Problem to solve>
Down to the last line, repeat the data below exactly.

Items from a data source>
▼

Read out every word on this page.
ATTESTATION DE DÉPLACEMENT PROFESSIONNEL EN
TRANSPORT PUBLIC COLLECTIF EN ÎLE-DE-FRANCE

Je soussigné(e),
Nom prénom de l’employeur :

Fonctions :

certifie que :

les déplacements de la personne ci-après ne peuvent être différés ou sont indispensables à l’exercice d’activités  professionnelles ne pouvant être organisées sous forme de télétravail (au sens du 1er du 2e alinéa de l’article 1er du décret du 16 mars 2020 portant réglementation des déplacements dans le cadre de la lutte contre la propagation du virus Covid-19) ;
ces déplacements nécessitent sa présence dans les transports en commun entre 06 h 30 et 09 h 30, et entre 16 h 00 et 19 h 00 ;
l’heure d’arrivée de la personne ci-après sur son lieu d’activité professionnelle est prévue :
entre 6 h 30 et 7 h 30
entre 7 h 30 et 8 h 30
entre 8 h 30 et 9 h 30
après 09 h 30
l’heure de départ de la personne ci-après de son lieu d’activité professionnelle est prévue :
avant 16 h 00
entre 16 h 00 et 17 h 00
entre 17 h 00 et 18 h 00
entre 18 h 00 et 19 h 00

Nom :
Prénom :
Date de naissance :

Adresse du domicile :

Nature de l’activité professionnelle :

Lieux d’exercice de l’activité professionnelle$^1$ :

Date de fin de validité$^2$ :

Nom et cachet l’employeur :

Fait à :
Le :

▲

Exercise solution>
Read out every word on this page.
ATTESTATION DE DÉPLACEMENT PROFESSIONNEL EN
TRANSPORT PUBLIC COLLECTIF EN ÎLE-DE-FRANCE

Je soussigné(e),
Nom prénom de l’employeur :

Fonctions :

certifie que :

les déplacements de la personne ci-après ne peuvent être différés ou sont indispensables à l’exercice d’activités  professionnelles ne pouvant être organisées sous forme de télétravail (au sens du 1er du 2e alinéa de l’article 1er du décret du 16 mars 2020 portant réglementation des déplacements dans le cadre de la lutte contre la propagation du virus Covid-19) ;
ces déplacements nécessitent sa présence dans les transports en commun entre 06 h 30 et 09 h 30, et entre 16 h 00 et 19 h 00 ;
l’heure d’arrivée de la personne ci-après sur son lieu d’activité professionnelle est prévue :
entre 6 h 30 et 7 h 30
entre 7 h 30 et 8 h 30
entre 8 h 30 et 9 h 30
après 09 h 30
l’heure de départ de la personne ci-après de son lieu d’activité professionnelle est prévue :
avant 16 h 00
entre 16 h 00 et 17 h 00
entre 17 h 00 et 18 h 00
entre 18 h 00 et 19 h 00

Nom :
Prénom :
Date de naissance :

Adresse du domicile :

Nature de l’activité professionnelle :

Lieux d’exercice de l’activité professionnelle$^1$ :

Date de fin de validité$^2$ :

Nom et cachet l’employeur :

Fait à :
Le :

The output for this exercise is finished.